WRITTEN EXERCISE. Where the word "participam" occurs in a line, return that line.

DATA FOR THIS TASK.
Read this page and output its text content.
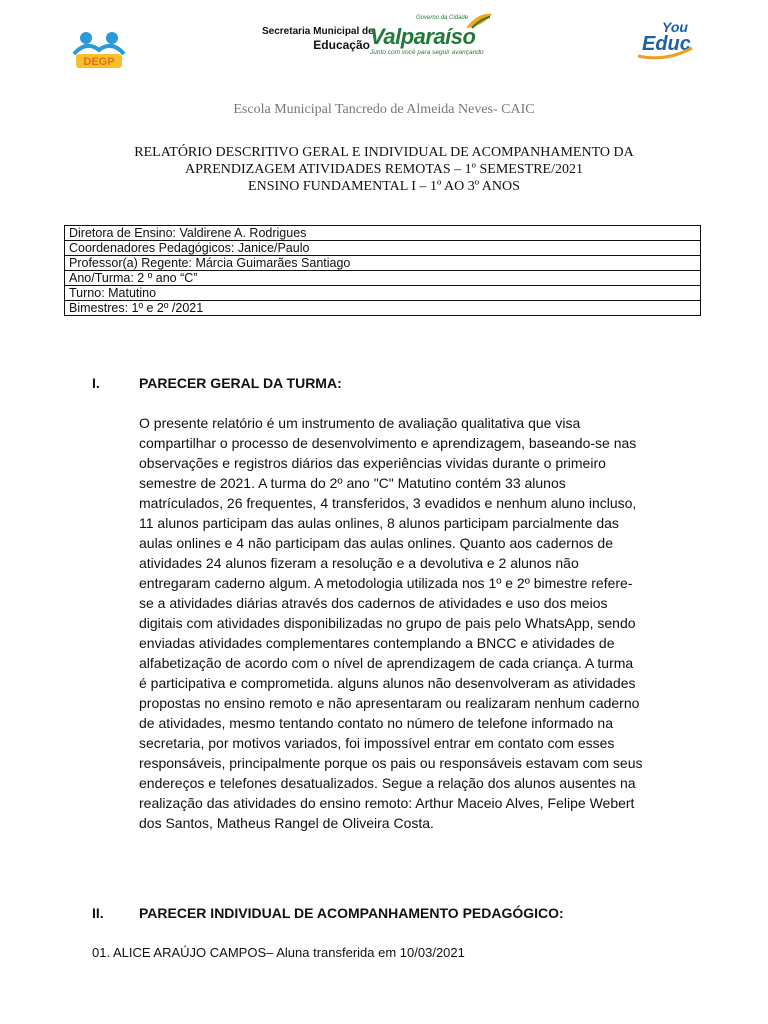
DEGP
Secretaria Municipal de
Educação
Governo da Cidade
Valparaíso
Junto com você para seguir avançando
You
Educ
Escola Municipal Tancredo de Almeida Neves- CAIC
RELATÓRIO DESCRITIVO GERAL E INDIVIDUAL DE ACOMPANHAMENTO DA
APRENDIZAGEM ATIVIDADES REMOTAS – 1º SEMESTRE/2021
ENSINO FUNDAMENTAL I – 1º AO 3º ANOS
Diretora de Ensino: Valdirene A. Rodrigues
Coordenadores Pedagógicos: Janice/Paulo
Professor(a) Regente: Márcia Guimarães Santiago
Ano/Turma: 2 º ano “C”
Turno: Matutino
Bimestres: 1º e 2º /2021
I.	PARECER GERAL DA TURMA:
O presente relatório é um instrumento de avaliação qualitativa que visa
compartilhar o processo de desenvolvimento e aprendizagem, baseando-se nas
observações e registros diários das experiências vividas durante o primeiro
semestre de 2021. A turma do 2º ano "C" Matutino contém 33 alunos
matrículados, 26 frequentes, 4 transferidos, 3 evadidos e nenhum aluno incluso,
11 alunos participam das aulas onlines, 8 alunos participam parcialmente das
aulas onlines e 4 não participam das aulas onlines. Quanto aos cadernos de
atividades 24 alunos fizeram a resolução e a devolutiva e 2 alunos não
entregaram caderno algum. A metodologia utilizada nos 1º e 2º bimestre refere-
se a atividades diárias através dos cadernos de atividades e uso dos meios
digitais com atividades disponibilizadas no grupo de pais pelo WhatsApp, sendo
enviadas atividades complementares contemplando a BNCC e atividades de
alfabetização de acordo com o nível de aprendizagem de cada criança. A turma
é participativa e comprometida. alguns alunos não desenvolveram as atividades
propostas no ensino remoto e não apresentaram ou realizaram nenhum caderno
de atividades, mesmo tentando contato no número de telefone informado na
secretaria, por motivos variados, foi impossível entrar em contato com esses
responsáveis, principalmente porque os pais ou responsáveis estavam com seus
endereços e telefones desatualizados. Segue a relação dos alunos ausentes na
realização das atividades do ensino remoto: Arthur Maceio Alves, Felipe Webert
dos Santos, Matheus Rangel de Oliveira Costa.
II.	PARECER INDIVIDUAL DE ACOMPANHAMENTO PEDAGÓGICO:
01. ALICE ARAÚJO CAMPOS– Aluna transferida em 10/03/2021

EXERCISE RESPONSE.
11 alunos participam das aulas onlines, 8 alunos participam parcialmente das
aulas onlines e 4 não participam das aulas onlines. Quanto aos cadernos de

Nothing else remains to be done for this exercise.